What you should do:
Output all lines exactly, with nothing added or dropped.

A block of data
>>>>>

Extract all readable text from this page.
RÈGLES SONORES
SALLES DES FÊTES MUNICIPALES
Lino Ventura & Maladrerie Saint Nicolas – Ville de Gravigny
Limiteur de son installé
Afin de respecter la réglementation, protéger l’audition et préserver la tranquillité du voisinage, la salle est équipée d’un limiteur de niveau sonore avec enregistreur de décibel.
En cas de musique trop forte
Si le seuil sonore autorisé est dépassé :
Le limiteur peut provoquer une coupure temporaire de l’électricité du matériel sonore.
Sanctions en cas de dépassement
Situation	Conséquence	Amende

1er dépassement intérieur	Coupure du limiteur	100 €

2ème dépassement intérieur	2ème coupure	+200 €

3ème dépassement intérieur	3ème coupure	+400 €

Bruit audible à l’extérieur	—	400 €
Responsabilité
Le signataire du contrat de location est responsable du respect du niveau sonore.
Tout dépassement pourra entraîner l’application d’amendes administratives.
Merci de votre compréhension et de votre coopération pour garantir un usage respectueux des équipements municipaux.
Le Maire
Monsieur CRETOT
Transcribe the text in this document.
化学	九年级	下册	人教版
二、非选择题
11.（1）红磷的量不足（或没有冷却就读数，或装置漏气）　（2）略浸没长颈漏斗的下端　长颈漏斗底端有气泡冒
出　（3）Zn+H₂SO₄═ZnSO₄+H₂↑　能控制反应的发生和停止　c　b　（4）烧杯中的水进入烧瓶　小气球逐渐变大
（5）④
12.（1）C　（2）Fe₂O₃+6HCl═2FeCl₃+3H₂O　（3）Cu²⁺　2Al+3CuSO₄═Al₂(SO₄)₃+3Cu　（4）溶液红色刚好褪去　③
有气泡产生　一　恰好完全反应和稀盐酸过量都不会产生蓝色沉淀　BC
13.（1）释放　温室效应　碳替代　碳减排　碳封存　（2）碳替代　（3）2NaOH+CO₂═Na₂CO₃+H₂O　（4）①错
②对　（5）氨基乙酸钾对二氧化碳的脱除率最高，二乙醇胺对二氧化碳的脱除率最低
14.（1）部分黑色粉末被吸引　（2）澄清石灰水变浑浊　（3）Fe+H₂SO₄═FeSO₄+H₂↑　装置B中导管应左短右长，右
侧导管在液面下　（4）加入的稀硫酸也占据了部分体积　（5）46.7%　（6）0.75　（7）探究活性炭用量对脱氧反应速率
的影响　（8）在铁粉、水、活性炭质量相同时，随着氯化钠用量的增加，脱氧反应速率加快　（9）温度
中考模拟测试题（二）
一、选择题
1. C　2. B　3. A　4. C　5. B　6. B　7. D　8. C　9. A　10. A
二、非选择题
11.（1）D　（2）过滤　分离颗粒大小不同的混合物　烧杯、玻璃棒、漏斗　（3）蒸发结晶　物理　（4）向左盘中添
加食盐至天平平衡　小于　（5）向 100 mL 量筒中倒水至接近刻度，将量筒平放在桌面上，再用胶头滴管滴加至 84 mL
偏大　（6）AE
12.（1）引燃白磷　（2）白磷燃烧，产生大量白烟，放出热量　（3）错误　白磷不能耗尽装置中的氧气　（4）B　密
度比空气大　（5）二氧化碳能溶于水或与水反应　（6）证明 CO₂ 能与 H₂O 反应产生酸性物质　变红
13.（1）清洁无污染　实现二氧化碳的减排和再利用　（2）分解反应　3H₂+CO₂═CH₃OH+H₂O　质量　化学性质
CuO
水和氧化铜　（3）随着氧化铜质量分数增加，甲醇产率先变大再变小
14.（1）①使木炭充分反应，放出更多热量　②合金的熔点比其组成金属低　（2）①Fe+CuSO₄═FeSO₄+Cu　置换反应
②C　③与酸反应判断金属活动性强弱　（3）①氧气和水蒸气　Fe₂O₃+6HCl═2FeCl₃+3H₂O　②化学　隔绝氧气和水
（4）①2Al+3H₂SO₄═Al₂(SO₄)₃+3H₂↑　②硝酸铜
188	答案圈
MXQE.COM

<<<<<

Finished exercise:
Extract all readable text from this page.
RÈGLES SONORES
SALLES DES FÊTES MUNICIPALES
Lino Ventura & Maladrerie Saint Nicolas – Ville de Gravigny
Limiteur de son installé
Afin de respecter la réglementation, protéger l’audition et préserver la tranquillité du voisinage, la salle est équipée d’un limiteur de niveau sonore avec enregistreur de décibel.
En cas de musique trop forte
Si le seuil sonore autorisé est dépassé :
Le limiteur peut provoquer une coupure temporaire de l’électricité du matériel sonore.
Sanctions en cas de dépassement
Situation	Conséquence	Amende

1er dépassement intérieur	Coupure du limiteur	100 €

2ème dépassement intérieur	2ème coupure	+200 €

3ème dépassement intérieur	3ème coupure	+400 €

Bruit audible à l’extérieur	—	400 €
Responsabilité
Le signataire du contrat de location est responsable du respect du niveau sonore.
Tout dépassement pourra entraîner l’application d’amendes administratives.
Merci de votre compréhension et de votre coopération pour garantir un usage respectueux des équipements municipaux.
Le Maire
Monsieur CRETOT
Transcribe the text in this document.
化学	九年级	下册	人教版
二、非选择题
11.（1）红磷的量不足（或没有冷却就读数，或装置漏气）　（2）略浸没长颈漏斗的下端　长颈漏斗底端有气泡冒
出　（3）Zn+H₂SO₄═ZnSO₄+H₂↑　能控制反应的发生和停止　c　b　（4）烧杯中的水进入烧瓶　小气球逐渐变大
（5）④
12.（1）C　（2）Fe₂O₃+6HCl═2FeCl₃+3H₂O　（3）Cu²⁺　2Al+3CuSO₄═Al₂(SO₄)₃+3Cu　（4）溶液红色刚好褪去　③
有气泡产生　一　恰好完全反应和稀盐酸过量都不会产生蓝色沉淀　BC
13.（1）释放　温室效应　碳替代　碳减排　碳封存　（2）碳替代　（3）2NaOH+CO₂═Na₂CO₃+H₂O　（4）①错
②对　（5）氨基乙酸钾对二氧化碳的脱除率最高，二乙醇胺对二氧化碳的脱除率最低
14.（1）部分黑色粉末被吸引　（2）澄清石灰水变浑浊　（3）Fe+H₂SO₄═FeSO₄+H₂↑　装置B中导管应左短右长，右
侧导管在液面下　（4）加入的稀硫酸也占据了部分体积　（5）46.7%　（6）0.75　（7）探究活性炭用量对脱氧反应速率
的影响　（8）在铁粉、水、活性炭质量相同时，随着氯化钠用量的增加，脱氧反应速率加快　（9）温度
中考模拟测试题（二）
一、选择题
1. C　2. B　3. A　4. C　5. B　6. B　7. D　8. C　9. A　10. A
二、非选择题
11.（1）D　（2）过滤　分离颗粒大小不同的混合物　烧杯、玻璃棒、漏斗　（3）蒸发结晶　物理　（4）向左盘中添
加食盐至天平平衡　小于　（5）向 100 mL 量筒中倒水至接近刻度，将量筒平放在桌面上，再用胶头滴管滴加至 84 mL
偏大　（6）AE
12.（1）引燃白磷　（2）白磷燃烧，产生大量白烟，放出热量　（3）错误　白磷不能耗尽装置中的氧气　（4）B　密
度比空气大　（5）二氧化碳能溶于水或与水反应　（6）证明 CO₂ 能与 H₂O 反应产生酸性物质　变红
13.（1）清洁无污染　实现二氧化碳的减排和再利用　（2）分解反应　3H₂+CO₂═CH₃OH+H₂O　质量　化学性质
CuO
水和氧化铜　（3）随着氧化铜质量分数增加，甲醇产率先变大再变小
14.（1）①使木炭充分反应，放出更多热量　②合金的熔点比其组成金属低　（2）①Fe+CuSO₄═FeSO₄+Cu　置换反应
②C　③与酸反应判断金属活动性强弱　（3）①氧气和水蒸气　Fe₂O₃+6HCl═2FeCl₃+3H₂O　②化学　隔绝氧气和水
（4）①2Al+3H₂SO₄═Al₂(SO₄)₃+3H₂↑　②硝酸铜
188	答案圈
MXQE.COM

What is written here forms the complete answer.